| What the task requires |
Collect all lines from the listing that include the string "color".

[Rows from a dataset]
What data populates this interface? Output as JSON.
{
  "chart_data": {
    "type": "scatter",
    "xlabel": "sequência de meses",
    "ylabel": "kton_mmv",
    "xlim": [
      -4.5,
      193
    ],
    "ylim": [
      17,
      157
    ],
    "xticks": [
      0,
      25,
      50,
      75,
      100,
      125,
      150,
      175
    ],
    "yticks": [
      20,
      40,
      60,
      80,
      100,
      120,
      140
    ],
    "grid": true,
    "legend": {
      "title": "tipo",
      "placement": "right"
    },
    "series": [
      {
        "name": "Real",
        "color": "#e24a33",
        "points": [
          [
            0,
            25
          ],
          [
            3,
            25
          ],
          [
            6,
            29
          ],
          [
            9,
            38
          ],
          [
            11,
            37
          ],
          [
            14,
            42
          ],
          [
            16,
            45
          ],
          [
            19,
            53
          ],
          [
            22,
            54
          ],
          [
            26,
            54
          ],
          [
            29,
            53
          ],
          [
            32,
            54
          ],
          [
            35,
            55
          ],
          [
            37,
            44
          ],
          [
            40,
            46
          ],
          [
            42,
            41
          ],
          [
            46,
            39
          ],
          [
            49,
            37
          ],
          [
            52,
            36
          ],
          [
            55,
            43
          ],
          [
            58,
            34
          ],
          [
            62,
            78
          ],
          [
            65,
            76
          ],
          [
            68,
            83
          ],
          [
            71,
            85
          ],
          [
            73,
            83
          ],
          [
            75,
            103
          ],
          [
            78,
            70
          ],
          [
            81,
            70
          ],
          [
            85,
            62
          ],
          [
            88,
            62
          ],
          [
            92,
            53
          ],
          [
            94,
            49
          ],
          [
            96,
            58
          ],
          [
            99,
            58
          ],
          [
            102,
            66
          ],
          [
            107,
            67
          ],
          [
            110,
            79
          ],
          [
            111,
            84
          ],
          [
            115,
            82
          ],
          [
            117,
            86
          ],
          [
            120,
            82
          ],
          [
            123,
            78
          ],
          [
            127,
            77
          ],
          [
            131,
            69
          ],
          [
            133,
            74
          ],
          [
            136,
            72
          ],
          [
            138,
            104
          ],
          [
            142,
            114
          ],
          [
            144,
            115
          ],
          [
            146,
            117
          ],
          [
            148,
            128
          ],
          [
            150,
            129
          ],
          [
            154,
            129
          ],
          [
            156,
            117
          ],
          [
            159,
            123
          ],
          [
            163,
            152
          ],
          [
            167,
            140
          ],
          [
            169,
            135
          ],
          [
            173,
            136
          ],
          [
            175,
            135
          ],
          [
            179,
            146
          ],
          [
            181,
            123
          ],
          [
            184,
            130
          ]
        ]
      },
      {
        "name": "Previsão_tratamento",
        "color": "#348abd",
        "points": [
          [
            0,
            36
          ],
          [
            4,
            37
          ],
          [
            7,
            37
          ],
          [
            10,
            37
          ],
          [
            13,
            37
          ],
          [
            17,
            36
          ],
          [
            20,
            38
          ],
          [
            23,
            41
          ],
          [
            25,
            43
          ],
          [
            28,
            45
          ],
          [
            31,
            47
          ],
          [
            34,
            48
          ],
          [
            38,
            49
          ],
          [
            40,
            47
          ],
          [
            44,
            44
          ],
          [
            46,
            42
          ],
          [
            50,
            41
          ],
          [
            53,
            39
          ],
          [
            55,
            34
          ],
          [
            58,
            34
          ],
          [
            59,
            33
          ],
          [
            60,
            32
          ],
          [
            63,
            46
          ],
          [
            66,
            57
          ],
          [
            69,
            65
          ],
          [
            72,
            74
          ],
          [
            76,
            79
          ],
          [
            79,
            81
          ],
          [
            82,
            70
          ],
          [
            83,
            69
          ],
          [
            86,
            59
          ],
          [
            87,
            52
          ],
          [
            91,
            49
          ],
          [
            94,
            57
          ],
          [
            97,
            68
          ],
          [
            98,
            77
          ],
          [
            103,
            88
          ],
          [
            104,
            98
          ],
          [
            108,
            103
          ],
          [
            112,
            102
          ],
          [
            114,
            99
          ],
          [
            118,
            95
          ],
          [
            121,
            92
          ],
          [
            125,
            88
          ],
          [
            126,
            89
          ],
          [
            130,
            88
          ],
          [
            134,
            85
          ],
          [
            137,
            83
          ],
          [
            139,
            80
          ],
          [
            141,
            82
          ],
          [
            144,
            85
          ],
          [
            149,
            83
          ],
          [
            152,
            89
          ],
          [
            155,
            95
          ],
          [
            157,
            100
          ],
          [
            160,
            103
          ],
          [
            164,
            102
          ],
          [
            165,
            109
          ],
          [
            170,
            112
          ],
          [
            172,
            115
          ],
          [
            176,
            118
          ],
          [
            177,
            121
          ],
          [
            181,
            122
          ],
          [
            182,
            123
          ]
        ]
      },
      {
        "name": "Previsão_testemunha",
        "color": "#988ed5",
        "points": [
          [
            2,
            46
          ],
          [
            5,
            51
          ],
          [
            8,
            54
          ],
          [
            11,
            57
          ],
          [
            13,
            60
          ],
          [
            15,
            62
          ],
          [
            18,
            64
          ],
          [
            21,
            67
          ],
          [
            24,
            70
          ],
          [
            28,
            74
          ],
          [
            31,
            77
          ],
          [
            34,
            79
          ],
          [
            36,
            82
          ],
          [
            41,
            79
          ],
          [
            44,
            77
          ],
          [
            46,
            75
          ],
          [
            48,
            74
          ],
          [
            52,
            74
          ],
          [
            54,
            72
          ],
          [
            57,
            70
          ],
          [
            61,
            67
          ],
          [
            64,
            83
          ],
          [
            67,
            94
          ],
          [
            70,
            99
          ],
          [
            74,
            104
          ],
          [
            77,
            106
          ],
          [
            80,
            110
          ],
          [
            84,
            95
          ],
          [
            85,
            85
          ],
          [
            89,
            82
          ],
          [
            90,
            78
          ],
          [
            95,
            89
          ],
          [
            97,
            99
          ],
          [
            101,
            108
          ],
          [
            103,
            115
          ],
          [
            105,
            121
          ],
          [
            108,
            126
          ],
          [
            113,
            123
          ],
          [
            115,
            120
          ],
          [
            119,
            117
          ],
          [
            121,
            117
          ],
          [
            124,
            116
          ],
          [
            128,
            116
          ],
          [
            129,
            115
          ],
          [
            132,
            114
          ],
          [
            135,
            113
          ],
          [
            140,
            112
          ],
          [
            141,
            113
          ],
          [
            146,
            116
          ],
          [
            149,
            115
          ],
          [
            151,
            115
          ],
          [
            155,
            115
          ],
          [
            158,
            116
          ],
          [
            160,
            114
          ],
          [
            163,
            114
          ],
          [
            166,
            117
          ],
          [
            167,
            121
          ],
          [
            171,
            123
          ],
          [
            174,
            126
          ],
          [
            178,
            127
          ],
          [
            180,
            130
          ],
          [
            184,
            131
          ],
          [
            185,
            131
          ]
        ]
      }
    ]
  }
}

| Solution for this task |
        "color": "#e24a33",
        "color": "#348abd",
        "color": "#988ed5",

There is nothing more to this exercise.